Do this - Set down the full listing exactly, character for character.

+---+

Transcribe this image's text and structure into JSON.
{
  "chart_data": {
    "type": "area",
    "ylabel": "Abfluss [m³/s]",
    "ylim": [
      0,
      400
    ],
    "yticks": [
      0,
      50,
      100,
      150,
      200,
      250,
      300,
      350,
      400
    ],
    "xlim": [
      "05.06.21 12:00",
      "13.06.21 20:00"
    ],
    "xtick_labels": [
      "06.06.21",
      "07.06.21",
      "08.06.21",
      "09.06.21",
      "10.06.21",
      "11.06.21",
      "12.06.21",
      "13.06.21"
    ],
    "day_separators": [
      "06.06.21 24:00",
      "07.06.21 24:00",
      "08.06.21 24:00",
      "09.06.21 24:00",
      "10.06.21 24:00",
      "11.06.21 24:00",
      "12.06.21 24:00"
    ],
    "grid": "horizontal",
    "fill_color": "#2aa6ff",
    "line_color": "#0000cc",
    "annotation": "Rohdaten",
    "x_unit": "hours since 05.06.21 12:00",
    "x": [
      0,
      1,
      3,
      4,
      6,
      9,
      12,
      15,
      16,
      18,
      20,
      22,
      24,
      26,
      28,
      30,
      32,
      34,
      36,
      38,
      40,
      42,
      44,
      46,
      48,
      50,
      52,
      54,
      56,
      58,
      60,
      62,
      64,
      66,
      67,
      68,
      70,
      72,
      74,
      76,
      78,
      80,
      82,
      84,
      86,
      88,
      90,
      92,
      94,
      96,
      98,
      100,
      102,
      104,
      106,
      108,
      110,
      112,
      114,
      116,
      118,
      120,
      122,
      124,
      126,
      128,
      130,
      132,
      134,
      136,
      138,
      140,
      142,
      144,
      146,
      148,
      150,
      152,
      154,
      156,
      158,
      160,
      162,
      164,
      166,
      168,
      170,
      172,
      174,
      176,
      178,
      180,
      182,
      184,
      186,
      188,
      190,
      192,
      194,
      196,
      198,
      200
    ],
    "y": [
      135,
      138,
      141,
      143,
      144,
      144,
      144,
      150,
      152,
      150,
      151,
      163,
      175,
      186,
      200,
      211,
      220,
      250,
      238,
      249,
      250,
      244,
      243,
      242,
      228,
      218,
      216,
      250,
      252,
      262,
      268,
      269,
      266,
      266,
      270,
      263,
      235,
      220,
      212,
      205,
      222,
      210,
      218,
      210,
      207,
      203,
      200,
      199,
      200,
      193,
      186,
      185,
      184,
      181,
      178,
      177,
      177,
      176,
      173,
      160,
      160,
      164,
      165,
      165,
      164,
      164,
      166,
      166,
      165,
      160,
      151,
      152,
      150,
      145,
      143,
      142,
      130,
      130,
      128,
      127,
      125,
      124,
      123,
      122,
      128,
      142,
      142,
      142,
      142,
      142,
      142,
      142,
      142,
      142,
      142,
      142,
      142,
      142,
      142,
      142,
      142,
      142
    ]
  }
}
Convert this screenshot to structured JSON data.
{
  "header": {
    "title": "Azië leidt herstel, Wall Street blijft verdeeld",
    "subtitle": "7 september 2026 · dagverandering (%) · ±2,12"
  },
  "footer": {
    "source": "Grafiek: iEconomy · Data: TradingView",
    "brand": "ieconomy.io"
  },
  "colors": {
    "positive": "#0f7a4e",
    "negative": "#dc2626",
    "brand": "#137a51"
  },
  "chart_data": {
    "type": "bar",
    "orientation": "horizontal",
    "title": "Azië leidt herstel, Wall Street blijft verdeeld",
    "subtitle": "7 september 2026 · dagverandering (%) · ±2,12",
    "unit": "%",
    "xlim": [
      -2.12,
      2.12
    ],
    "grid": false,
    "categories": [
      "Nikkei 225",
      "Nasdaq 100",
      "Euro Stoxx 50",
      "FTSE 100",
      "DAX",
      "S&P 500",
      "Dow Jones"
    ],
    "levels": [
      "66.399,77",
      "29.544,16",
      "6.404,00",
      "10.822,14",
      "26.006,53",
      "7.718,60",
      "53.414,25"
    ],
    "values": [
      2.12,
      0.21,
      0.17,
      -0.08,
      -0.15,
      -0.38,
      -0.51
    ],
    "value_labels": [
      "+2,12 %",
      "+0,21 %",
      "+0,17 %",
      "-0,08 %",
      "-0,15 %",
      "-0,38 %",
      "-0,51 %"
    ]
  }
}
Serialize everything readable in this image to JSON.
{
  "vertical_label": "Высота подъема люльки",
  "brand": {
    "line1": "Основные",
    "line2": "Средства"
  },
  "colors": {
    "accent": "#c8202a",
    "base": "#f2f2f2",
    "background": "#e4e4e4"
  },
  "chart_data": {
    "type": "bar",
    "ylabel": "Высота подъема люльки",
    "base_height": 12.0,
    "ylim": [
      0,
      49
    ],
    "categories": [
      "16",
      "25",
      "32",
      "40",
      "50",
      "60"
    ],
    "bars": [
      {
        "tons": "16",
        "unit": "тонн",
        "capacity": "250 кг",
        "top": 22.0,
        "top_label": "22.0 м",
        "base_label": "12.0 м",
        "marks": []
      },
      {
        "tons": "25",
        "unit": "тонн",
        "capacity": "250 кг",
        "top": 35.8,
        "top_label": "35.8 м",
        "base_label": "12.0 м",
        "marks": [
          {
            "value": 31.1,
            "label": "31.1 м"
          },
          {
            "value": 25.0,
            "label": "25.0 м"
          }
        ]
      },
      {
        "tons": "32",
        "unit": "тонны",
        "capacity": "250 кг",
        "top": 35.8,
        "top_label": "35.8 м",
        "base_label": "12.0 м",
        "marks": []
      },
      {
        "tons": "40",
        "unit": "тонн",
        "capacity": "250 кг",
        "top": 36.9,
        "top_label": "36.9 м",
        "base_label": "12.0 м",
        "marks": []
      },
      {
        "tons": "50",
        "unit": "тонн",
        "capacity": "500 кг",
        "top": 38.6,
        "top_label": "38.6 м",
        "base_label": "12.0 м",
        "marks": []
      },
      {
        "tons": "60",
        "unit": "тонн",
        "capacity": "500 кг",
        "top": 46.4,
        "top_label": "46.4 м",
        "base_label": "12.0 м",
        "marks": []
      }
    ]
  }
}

+---+

Output below -
Transcribe this image's text and structure into JSON.
{
  "chart_data": {
    "type": "area",
    "ylabel": "Abfluss [m³/s]",
    "ylim": [
      0,
      400
    ],
    "yticks": [
      0,
      50,
      100,
      150,
      200,
      250,
      300,
      350,
      400
    ],
    "xlim": [
      "05.06.21 12:00",
      "13.06.21 20:00"
    ],
    "xtick_labels": [
      "06.06.21",
      "07.06.21",
      "08.06.21",
      "09.06.21",
      "10.06.21",
      "11.06.21",
      "12.06.21",
      "13.06.21"
    ],
    "day_separators": [
      "06.06.21 24:00",
      "07.06.21 24:00",
      "08.06.21 24:00",
      "09.06.21 24:00",
      "10.06.21 24:00",
      "11.06.21 24:00",
      "12.06.21 24:00"
    ],
    "grid": "horizontal",
    "fill_color": "#2aa6ff",
    "line_color": "#0000cc",
    "annotation": "Rohdaten",
    "x_unit": "hours since 05.06.21 12:00",
    "x": [
      0,
      1,
      3,
      4,
      6,
      9,
      12,
      15,
      16,
      18,
      20,
      22,
      24,
      26,
      28,
      30,
      32,
      34,
      36,
      38,
      40,
      42,
      44,
      46,
      48,
      50,
      52,
      54,
      56,
      58,
      60,
      62,
      64,
      66,
      67,
      68,
      70,
      72,
      74,
      76,
      78,
      80,
      82,
      84,
      86,
      88,
      90,
      92,
      94,
      96,
      98,
      100,
      102,
      104,
      106,
      108,
      110,
      112,
      114,
      116,
      118,
      120,
      122,
      124,
      126,
      128,
      130,
      132,
      134,
      136,
      138,
      140,
      142,
      144,
      146,
      148,
      150,
      152,
      154,
      156,
      158,
      160,
      162,
      164,
      166,
      168,
      170,
      172,
      174,
      176,
      178,
      180,
      182,
      184,
      186,
      188,
      190,
      192,
      194,
      196,
      198,
      200
    ],
    "y": [
      135,
      138,
      141,
      143,
      144,
      144,
      144,
      150,
      152,
      150,
      151,
      163,
      175,
      186,
      200,
      211,
      220,
      250,
      238,
      249,
      250,
      244,
      243,
      242,
      228,
      218,
      216,
      250,
      252,
      262,
      268,
      269,
      266,
      266,
      270,
      263,
      235,
      220,
      212,
      205,
      222,
      210,
      218,
      210,
      207,
      203,
      200,
      199,
      200,
      193,
      186,
      185,
      184,
      181,
      178,
      177,
      177,
      176,
      173,
      160,
      160,
      164,
      165,
      165,
      164,
      164,
      166,
      166,
      165,
      160,
      151,
      152,
      150,
      145,
      143,
      142,
      130,
      130,
      128,
      127,
      125,
      124,
      123,
      122,
      128,
      142,
      142,
      142,
      142,
      142,
      142,
      142,
      142,
      142,
      142,
      142,
      142,
      142,
      142,
      142,
      142,
      142
    ]
  }
}
Convert this screenshot to structured JSON data.
{
  "header": {
    "title": "Azië leidt herstel, Wall Street blijft verdeeld",
    "subtitle": "7 september 2026 · dagverandering (%) · ±2,12"
  },
  "footer": {
    "source": "Grafiek: iEconomy · Data: TradingView",
    "brand": "ieconomy.io"
  },
  "colors": {
    "positive": "#0f7a4e",
    "negative": "#dc2626",
    "brand": "#137a51"
  },
  "chart_data": {
    "type": "bar",
    "orientation": "horizontal",
    "title": "Azië leidt herstel, Wall Street blijft verdeeld",
    "subtitle": "7 september 2026 · dagverandering (%) · ±2,12",
    "unit": "%",
    "xlim": [
      -2.12,
      2.12
    ],
    "grid": false,
    "categories": [
      "Nikkei 225",
      "Nasdaq 100",
      "Euro Stoxx 50",
      "FTSE 100",
      "DAX",
      "S&P 500",
      "Dow Jones"
    ],
    "levels": [
      "66.399,77",
      "29.544,16",
      "6.404,00",
      "10.822,14",
      "26.006,53",
      "7.718,60",
      "53.414,25"
    ],
    "values": [
      2.12,
      0.21,
      0.17,
      -0.08,
      -0.15,
      -0.38,
      -0.51
    ],
    "value_labels": [
      "+2,12 %",
      "+0,21 %",
      "+0,17 %",
      "-0,08 %",
      "-0,15 %",
      "-0,38 %",
      "-0,51 %"
    ]
  }
}
Serialize everything readable in this image to JSON.
{
  "vertical_label": "Высота подъема люльки",
  "brand": {
    "line1": "Основные",
    "line2": "Средства"
  },
  "colors": {
    "accent": "#c8202a",
    "base": "#f2f2f2",
    "background": "#e4e4e4"
  },
  "chart_data": {
    "type": "bar",
    "ylabel": "Высота подъема люльки",
    "base_height": 12.0,
    "ylim": [
      0,
      49
    ],
    "categories": [
      "16",
      "25",
      "32",
      "40",
      "50",
      "60"
    ],
    "bars": [
      {
        "tons": "16",
        "unit": "тонн",
        "capacity": "250 кг",
        "top": 22.0,
        "top_label": "22.0 м",
        "base_label": "12.0 м",
        "marks": []
      },
      {
        "tons": "25",
        "unit": "тонн",
        "capacity": "250 кг",
        "top": 35.8,
        "top_label": "35.8 м",
        "base_label": "12.0 м",
        "marks": [
          {
            "value": 31.1,
            "label": "31.1 м"
          },
          {
            "value": 25.0,
            "label": "25.0 м"
          }
        ]
      },
      {
        "tons": "32",
        "unit": "тонны",
        "capacity": "250 кг",
        "top": 35.8,
        "top_label": "35.8 м",
        "base_label": "12.0 м",
        "marks": []
      },
      {
        "tons": "40",
        "unit": "тонн",
        "capacity": "250 кг",
        "top": 36.9,
        "top_label": "36.9 м",
        "base_label": "12.0 м",
        "marks": []
      },
      {
        "tons": "50",
        "unit": "тонн",
        "capacity": "500 кг",
        "top": 38.6,
        "top_label": "38.6 м",
        "base_label": "12.0 м",
        "marks": []
      },
      {
        "tons": "60",
        "unit": "тонн",
        "capacity": "500 кг",
        "top": 46.4,
        "top_label": "46.4 м",
        "base_label": "12.0 м",
        "marks": []
      }
    ]
  }
}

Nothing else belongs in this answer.